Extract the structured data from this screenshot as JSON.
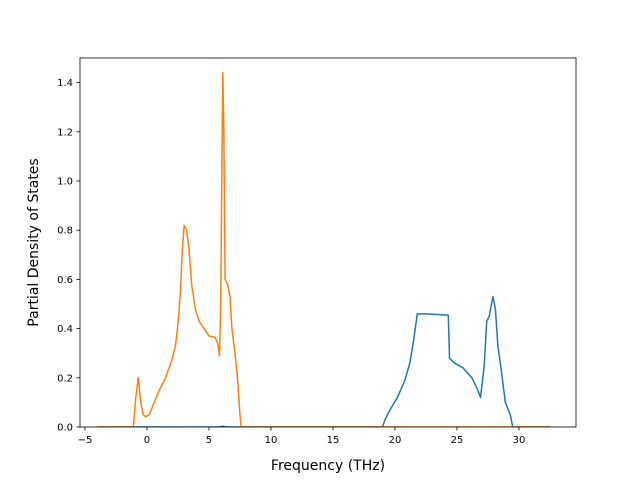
{
  "chart_data": {
    "type": "line",
    "title": "",
    "xlabel": "Frequency (THz)",
    "ylabel": "Partial Density of States",
    "xlim": [
      -5.4,
      34.6
    ],
    "ylim": [
      0.0,
      1.5
    ],
    "xticks": [
      -5,
      0,
      5,
      10,
      15,
      20,
      25,
      30
    ],
    "yticks": [
      0.0,
      0.2,
      0.4,
      0.6,
      0.8,
      1.0,
      1.2,
      1.4
    ],
    "ytick_labels": [
      "0.0",
      "0.2",
      "0.4",
      "0.6",
      "0.8",
      "1.0",
      "1.2",
      "1.4"
    ],
    "grid": false,
    "series": [
      {
        "color": "#1f77b4",
        "points": [
          [
            -4,
            0
          ],
          [
            5.8,
            0
          ],
          [
            6.1,
            0.003
          ],
          [
            6.4,
            0
          ],
          [
            19.0,
            0
          ],
          [
            19.2,
            0.03
          ],
          [
            19.6,
            0.07
          ],
          [
            20.2,
            0.12
          ],
          [
            20.8,
            0.19
          ],
          [
            21.2,
            0.26
          ],
          [
            21.5,
            0.35
          ],
          [
            21.8,
            0.46
          ],
          [
            22.5,
            0.46
          ],
          [
            24.3,
            0.455
          ],
          [
            24.4,
            0.28
          ],
          [
            24.8,
            0.26
          ],
          [
            25.5,
            0.24
          ],
          [
            26.2,
            0.2
          ],
          [
            26.6,
            0.16
          ],
          [
            26.9,
            0.12
          ],
          [
            27.2,
            0.25
          ],
          [
            27.4,
            0.43
          ],
          [
            27.6,
            0.45
          ],
          [
            27.9,
            0.53
          ],
          [
            28.1,
            0.48
          ],
          [
            28.3,
            0.33
          ],
          [
            28.6,
            0.22
          ],
          [
            28.9,
            0.1
          ],
          [
            29.3,
            0.05
          ],
          [
            29.5,
            0
          ],
          [
            32.5,
            0
          ]
        ]
      },
      {
        "color": "#ff7f0e",
        "points": [
          [
            -4,
            0
          ],
          [
            -1.1,
            0
          ],
          [
            -0.9,
            0.12
          ],
          [
            -0.7,
            0.2
          ],
          [
            -0.5,
            0.1
          ],
          [
            -0.3,
            0.05
          ],
          [
            -0.1,
            0.042
          ],
          [
            0.2,
            0.05
          ],
          [
            0.5,
            0.09
          ],
          [
            1.0,
            0.15
          ],
          [
            1.5,
            0.2
          ],
          [
            2.0,
            0.27
          ],
          [
            2.3,
            0.33
          ],
          [
            2.5,
            0.42
          ],
          [
            2.7,
            0.55
          ],
          [
            2.85,
            0.72
          ],
          [
            3.0,
            0.82
          ],
          [
            3.2,
            0.8
          ],
          [
            3.4,
            0.72
          ],
          [
            3.6,
            0.58
          ],
          [
            3.9,
            0.48
          ],
          [
            4.2,
            0.43
          ],
          [
            4.6,
            0.4
          ],
          [
            5.0,
            0.37
          ],
          [
            5.5,
            0.365
          ],
          [
            5.7,
            0.34
          ],
          [
            5.85,
            0.29
          ],
          [
            5.95,
            0.5
          ],
          [
            6.05,
            1.1
          ],
          [
            6.12,
            1.44
          ],
          [
            6.2,
            1.2
          ],
          [
            6.3,
            0.6
          ],
          [
            6.5,
            0.58
          ],
          [
            6.7,
            0.53
          ],
          [
            6.85,
            0.4
          ],
          [
            7.1,
            0.3
          ],
          [
            7.3,
            0.2
          ],
          [
            7.5,
            0.05
          ],
          [
            7.6,
            0
          ],
          [
            32.5,
            0
          ]
        ]
      }
    ]
  }
}
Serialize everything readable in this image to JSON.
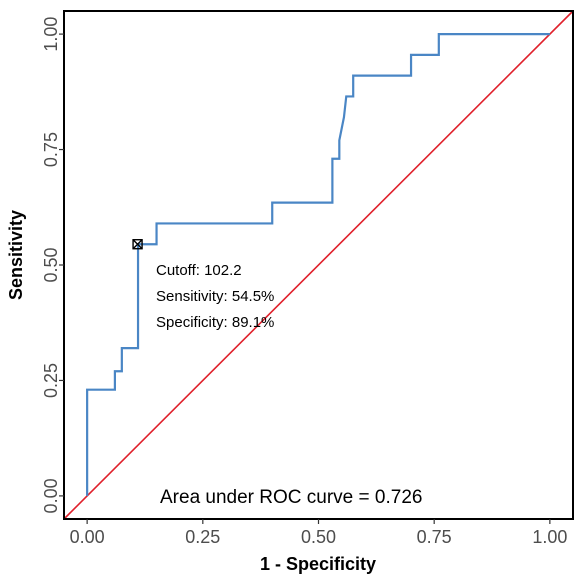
{
  "chart_data": {
    "type": "line",
    "xlabel": "1 - Specificity",
    "ylabel": "Sensitivity",
    "xlim": [
      -0.05,
      1.05
    ],
    "ylim": [
      -0.05,
      1.05
    ],
    "x_ticks": [
      0.0,
      0.25,
      0.5,
      0.75,
      1.0
    ],
    "x_tick_labels": [
      "0.00",
      "0.25",
      "0.50",
      "0.75",
      "1.00"
    ],
    "y_ticks": [
      0.0,
      0.25,
      0.5,
      0.75,
      1.0
    ],
    "y_tick_labels": [
      "0.00",
      "0.25",
      "0.50",
      "0.75",
      "1.00"
    ],
    "grid": false,
    "series": [
      {
        "color": "#4a86c5",
        "x": [
          0.0,
          0.0,
          0.06,
          0.06,
          0.075,
          0.075,
          0.11,
          0.11,
          0.15,
          0.15,
          0.4,
          0.4,
          0.53,
          0.53,
          0.545,
          0.545,
          0.555,
          0.56,
          0.575,
          0.575,
          0.7,
          0.7,
          0.76,
          0.76,
          1.0
        ],
        "y": [
          0.0,
          0.23,
          0.23,
          0.27,
          0.27,
          0.32,
          0.32,
          0.545,
          0.545,
          0.59,
          0.59,
          0.635,
          0.635,
          0.73,
          0.73,
          0.77,
          0.82,
          0.865,
          0.865,
          0.91,
          0.91,
          0.955,
          0.955,
          1.0,
          1.0
        ]
      },
      {
        "color": "#e0202b",
        "x": [
          -0.05,
          1.05
        ],
        "y": [
          -0.05,
          1.05
        ]
      }
    ],
    "marker": {
      "x": 0.109,
      "y": 0.545
    },
    "annotation": [
      "Cutoff: 102.2",
      "Sensitivity: 54.5%",
      "Specificity: 89.1%"
    ],
    "auc_text": "Area under ROC curve =  0.726"
  }
}
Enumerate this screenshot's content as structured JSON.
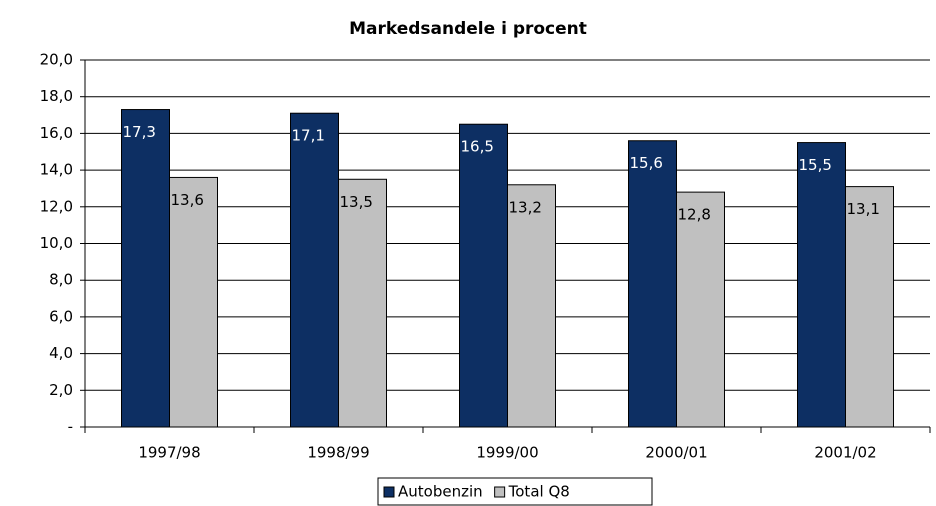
{
  "chart_data": {
    "type": "bar",
    "title": "Markedsandele i procent",
    "categories": [
      "1997/98",
      "1998/99",
      "1999/00",
      "2000/01",
      "2001/02"
    ],
    "series": [
      {
        "name": "Autobenzin",
        "color": "#0d2f63",
        "values": [
          17.3,
          17.1,
          16.5,
          15.6,
          15.5
        ],
        "value_labels": [
          "17,3",
          "17,1",
          "16,5",
          "15,6",
          "15,5"
        ]
      },
      {
        "name": "Total Q8",
        "color": "#c0c0c0",
        "values": [
          13.6,
          13.5,
          13.2,
          12.8,
          13.1
        ],
        "value_labels": [
          "13,6",
          "13,5",
          "13,2",
          "12,8",
          "13,1"
        ]
      }
    ],
    "ylim": [
      0,
      20
    ],
    "yticks": [
      {
        "value": 0,
        "label": "-"
      },
      {
        "value": 2,
        "label": "2,0"
      },
      {
        "value": 4,
        "label": "4,0"
      },
      {
        "value": 6,
        "label": "6,0"
      },
      {
        "value": 8,
        "label": "8,0"
      },
      {
        "value": 10,
        "label": "10,0"
      },
      {
        "value": 12,
        "label": "12,0"
      },
      {
        "value": 14,
        "label": "14,0"
      },
      {
        "value": 16,
        "label": "16,0"
      },
      {
        "value": 18,
        "label": "18,0"
      },
      {
        "value": 20,
        "label": "20,0"
      }
    ],
    "grid": true,
    "legend": "bottom"
  }
}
================================
## OBJECTIVE:
What is the number of lines in the data above that include the word "Specificity"? Answer with that number only.

## THE RESPONSE:
2